=== WORK ORDER ===
Would you go through the records below and copy each line with the string "cells"?

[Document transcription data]
# # # # #

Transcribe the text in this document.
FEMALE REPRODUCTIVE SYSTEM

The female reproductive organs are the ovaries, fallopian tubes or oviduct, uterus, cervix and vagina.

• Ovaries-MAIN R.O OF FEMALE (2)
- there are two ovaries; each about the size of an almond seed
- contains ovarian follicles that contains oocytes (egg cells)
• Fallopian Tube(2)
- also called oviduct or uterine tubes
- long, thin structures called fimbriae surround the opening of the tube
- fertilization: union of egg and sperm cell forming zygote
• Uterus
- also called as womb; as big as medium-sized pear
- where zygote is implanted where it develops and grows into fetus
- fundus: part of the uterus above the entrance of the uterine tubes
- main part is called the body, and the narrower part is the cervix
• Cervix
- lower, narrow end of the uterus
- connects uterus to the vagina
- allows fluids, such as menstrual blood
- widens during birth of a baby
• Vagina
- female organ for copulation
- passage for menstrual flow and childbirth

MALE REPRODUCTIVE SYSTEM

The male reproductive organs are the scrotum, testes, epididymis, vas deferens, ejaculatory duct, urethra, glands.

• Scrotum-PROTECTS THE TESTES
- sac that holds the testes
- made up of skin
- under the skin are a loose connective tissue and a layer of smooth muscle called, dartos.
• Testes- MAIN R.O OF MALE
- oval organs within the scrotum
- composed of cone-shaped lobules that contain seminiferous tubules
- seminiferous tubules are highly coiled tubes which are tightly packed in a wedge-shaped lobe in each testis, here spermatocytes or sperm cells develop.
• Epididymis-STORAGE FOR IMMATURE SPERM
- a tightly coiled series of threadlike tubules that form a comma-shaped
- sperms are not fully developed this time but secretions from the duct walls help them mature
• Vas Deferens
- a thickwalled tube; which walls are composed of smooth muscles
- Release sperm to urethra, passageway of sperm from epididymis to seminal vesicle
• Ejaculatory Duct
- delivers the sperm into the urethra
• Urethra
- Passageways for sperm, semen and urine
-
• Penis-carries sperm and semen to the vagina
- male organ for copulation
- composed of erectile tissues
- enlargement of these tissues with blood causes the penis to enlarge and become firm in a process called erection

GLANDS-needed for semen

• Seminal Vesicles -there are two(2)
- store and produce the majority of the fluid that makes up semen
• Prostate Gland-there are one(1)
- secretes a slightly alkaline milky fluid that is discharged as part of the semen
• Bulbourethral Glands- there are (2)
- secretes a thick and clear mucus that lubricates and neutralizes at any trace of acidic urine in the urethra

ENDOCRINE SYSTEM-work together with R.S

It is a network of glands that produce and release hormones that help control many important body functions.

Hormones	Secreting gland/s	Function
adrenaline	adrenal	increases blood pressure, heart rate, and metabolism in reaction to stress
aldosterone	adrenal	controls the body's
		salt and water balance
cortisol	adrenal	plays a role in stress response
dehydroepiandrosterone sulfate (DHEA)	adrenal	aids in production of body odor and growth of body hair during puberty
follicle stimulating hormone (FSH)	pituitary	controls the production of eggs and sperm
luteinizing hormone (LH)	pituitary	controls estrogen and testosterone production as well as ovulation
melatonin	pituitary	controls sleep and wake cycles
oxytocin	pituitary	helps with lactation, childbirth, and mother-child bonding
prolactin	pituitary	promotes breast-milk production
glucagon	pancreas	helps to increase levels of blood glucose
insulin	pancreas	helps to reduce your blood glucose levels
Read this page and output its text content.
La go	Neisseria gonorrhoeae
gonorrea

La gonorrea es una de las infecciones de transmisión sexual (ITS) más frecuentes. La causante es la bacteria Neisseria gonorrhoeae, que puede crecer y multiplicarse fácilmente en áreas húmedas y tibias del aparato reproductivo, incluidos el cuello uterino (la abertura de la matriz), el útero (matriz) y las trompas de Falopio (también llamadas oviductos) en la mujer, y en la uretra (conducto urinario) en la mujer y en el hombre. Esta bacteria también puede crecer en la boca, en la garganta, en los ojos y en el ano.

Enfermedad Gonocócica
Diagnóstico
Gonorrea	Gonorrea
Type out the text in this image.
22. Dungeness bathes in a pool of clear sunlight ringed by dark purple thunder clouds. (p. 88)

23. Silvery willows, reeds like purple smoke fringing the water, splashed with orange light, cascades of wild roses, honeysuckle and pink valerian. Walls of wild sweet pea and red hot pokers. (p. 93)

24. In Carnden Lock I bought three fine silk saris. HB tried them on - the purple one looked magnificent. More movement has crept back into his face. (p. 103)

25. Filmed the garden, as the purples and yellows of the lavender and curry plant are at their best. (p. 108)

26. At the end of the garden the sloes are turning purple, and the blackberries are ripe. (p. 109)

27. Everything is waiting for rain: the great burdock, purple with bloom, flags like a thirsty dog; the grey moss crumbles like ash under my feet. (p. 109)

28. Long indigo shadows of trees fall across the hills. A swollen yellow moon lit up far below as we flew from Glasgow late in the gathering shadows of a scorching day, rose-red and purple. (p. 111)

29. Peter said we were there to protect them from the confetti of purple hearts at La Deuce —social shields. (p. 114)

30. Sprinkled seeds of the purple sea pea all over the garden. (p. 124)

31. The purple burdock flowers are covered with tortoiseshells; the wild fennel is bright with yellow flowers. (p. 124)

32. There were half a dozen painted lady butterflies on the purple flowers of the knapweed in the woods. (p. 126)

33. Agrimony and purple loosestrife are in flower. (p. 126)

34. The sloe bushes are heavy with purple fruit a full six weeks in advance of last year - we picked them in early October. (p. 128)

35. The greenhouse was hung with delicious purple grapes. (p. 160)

# # # # #

=== WRITTEN REPLY ===
- contains ovarian follicles that contains oocytes (egg cells)
- seminiferous tubules are highly coiled tubes which are tightly packed in a wedge-shaped lobe in each testis, here spermatocytes or sperm cells develop.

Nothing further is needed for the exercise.